◆ Task details
Copy all lines below containing "experiments".

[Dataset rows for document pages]
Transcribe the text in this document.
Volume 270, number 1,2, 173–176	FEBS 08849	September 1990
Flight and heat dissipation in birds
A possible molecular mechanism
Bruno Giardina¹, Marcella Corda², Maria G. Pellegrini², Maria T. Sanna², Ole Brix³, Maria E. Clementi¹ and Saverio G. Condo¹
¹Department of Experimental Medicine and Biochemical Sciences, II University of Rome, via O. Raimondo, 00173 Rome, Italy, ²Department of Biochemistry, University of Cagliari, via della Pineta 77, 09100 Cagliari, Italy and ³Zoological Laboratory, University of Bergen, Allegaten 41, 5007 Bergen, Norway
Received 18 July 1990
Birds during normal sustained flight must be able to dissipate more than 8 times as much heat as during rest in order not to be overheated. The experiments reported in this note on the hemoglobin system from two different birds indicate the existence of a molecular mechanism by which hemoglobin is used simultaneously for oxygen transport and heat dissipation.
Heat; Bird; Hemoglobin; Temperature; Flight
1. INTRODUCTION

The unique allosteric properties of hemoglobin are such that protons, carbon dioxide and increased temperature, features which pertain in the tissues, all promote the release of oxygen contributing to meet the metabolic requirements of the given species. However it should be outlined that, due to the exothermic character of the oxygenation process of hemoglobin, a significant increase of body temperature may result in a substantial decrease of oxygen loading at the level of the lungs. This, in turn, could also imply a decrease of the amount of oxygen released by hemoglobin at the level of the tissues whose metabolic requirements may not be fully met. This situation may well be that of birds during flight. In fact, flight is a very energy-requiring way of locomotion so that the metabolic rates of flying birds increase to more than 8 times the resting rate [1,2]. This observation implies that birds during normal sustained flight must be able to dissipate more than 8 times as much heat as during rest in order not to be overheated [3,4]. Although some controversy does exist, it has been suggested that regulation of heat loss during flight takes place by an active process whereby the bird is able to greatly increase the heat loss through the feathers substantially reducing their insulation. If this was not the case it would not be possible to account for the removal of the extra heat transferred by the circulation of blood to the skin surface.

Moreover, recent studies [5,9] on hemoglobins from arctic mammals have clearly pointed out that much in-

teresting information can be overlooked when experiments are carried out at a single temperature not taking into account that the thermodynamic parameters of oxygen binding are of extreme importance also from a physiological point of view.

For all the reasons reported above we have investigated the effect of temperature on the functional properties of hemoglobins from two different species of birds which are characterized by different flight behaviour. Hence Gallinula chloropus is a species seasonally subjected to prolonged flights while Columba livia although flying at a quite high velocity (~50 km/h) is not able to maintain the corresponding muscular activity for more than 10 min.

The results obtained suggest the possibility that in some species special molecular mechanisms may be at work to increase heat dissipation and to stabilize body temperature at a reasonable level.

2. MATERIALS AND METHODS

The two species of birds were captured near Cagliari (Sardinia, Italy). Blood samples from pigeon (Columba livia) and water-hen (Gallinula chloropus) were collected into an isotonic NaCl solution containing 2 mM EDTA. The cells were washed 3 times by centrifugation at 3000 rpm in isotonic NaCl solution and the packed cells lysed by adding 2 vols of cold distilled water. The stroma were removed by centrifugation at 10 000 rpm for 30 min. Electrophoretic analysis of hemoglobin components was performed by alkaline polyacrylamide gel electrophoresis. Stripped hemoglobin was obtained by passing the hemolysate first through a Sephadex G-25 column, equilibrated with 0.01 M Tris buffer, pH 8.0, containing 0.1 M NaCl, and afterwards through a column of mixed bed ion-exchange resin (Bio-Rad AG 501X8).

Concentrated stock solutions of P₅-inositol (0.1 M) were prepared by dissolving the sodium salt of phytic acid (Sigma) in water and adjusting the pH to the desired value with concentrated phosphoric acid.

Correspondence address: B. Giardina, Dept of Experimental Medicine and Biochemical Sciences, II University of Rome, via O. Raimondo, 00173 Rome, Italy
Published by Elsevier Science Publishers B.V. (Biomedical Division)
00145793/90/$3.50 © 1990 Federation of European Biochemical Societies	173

◆ Result for this task
Birds during normal sustained flight must be able to dissipate more than 8 times as much heat as during rest in order not to be overheated. The experiments reported in this note on the hemoglobin system from two different birds indicate the existence of a molecular mechanism by which hemoglobin is used simultaneously for oxygen transport and heat dissipation.
teresting information can be overlooked when experiments are carried out at a single temperature not taking into account that the thermodynamic parameters of oxygen binding are of extreme importance also from a physiological point of view.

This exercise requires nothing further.